--- Required task ---
List all lines of the data containing the word "evalue".

--- Exercise data ---
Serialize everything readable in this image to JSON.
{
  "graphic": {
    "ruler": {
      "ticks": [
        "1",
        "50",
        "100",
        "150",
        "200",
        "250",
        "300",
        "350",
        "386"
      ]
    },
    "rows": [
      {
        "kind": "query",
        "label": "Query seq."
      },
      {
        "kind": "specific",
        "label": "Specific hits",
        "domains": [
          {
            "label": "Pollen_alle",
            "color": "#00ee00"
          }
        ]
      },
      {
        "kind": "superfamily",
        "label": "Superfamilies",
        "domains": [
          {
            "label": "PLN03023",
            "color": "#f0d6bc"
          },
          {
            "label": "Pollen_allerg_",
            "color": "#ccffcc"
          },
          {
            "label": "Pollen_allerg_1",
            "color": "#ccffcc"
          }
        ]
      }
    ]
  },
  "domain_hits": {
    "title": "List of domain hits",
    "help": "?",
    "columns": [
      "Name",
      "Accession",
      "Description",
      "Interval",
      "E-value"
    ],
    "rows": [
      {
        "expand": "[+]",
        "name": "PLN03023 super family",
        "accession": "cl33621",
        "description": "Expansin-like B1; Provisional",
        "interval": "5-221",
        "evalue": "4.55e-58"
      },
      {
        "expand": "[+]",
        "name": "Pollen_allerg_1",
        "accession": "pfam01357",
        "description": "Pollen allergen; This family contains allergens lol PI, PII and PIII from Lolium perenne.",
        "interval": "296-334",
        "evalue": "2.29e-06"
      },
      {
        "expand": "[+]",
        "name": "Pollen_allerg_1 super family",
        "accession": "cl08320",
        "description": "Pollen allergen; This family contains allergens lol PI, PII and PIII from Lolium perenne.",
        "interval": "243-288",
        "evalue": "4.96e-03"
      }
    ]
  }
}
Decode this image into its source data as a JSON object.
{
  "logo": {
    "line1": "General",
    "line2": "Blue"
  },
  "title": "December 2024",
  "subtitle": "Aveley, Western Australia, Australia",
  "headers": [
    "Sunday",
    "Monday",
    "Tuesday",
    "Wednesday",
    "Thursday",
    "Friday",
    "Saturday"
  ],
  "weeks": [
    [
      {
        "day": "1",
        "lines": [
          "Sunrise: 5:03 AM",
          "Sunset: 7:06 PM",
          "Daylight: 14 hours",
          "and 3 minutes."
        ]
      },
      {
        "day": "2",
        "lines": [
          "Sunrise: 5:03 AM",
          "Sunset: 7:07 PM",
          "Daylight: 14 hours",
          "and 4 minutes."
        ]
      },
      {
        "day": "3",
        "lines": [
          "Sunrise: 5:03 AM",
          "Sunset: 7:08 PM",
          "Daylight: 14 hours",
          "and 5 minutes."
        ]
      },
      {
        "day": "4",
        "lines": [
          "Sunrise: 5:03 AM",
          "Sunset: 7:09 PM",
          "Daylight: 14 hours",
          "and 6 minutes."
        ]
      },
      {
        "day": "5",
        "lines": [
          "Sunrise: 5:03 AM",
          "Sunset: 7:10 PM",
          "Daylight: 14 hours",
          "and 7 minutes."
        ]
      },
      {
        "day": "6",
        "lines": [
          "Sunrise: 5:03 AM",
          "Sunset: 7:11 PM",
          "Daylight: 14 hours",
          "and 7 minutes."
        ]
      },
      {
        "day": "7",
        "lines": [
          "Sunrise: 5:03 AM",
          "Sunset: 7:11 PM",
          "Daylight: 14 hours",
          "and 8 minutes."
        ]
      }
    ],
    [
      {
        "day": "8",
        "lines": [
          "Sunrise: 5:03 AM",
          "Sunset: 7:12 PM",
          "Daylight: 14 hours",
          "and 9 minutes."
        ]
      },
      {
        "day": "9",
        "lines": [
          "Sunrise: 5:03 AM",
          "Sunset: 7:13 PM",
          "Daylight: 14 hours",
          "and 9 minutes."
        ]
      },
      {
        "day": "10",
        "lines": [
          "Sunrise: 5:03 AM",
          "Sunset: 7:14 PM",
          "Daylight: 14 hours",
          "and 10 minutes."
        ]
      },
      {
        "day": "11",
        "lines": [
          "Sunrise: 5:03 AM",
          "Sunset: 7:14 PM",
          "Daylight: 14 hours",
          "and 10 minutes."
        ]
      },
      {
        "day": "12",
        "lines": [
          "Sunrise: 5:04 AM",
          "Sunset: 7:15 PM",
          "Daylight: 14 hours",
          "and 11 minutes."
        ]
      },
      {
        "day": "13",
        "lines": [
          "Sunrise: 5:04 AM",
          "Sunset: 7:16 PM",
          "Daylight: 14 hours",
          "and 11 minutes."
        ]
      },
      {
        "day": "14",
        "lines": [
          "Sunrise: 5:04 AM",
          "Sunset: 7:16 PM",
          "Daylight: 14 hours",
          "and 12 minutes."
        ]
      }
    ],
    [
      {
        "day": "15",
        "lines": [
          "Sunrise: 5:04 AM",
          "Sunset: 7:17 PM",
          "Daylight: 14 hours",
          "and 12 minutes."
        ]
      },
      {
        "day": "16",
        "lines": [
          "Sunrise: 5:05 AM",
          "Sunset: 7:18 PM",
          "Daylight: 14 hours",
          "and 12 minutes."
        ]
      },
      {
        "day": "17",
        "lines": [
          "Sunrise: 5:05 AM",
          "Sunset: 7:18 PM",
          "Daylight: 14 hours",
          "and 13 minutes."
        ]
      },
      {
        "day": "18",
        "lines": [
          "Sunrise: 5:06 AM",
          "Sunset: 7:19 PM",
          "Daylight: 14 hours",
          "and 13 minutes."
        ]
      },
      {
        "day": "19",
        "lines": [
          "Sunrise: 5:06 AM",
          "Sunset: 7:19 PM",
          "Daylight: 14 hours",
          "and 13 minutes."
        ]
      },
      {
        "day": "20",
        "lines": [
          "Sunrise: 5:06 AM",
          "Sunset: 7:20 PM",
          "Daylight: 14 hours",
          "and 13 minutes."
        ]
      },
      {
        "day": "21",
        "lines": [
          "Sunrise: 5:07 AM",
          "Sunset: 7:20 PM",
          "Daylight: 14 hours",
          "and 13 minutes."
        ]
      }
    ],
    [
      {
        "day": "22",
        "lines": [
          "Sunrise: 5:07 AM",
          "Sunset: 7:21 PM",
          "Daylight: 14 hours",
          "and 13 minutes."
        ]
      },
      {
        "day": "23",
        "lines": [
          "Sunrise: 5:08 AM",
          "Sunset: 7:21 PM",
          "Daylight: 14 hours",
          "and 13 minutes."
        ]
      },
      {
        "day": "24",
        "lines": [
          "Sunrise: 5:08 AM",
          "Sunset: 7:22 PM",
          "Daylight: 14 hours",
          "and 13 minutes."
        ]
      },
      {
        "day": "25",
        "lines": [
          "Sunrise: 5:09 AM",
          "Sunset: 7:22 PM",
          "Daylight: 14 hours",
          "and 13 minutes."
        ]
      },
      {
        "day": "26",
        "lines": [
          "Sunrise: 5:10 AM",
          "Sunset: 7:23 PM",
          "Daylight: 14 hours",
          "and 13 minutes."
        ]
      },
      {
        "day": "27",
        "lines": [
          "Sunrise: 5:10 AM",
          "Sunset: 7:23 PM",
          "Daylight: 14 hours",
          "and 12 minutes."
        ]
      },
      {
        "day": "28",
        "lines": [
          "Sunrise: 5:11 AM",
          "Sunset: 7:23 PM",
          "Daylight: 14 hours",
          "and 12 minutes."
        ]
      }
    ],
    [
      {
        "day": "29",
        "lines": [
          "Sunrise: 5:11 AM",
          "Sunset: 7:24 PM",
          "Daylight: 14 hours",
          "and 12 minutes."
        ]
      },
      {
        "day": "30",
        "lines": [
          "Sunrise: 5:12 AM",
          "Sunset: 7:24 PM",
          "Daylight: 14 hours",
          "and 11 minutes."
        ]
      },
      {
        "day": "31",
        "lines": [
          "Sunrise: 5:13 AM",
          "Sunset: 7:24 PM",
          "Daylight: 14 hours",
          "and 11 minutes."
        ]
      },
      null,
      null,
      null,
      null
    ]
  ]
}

--- Exercise solution ---
        "evalue": "4.55e-58"
        "evalue": "2.29e-06"
        "evalue": "4.96e-03"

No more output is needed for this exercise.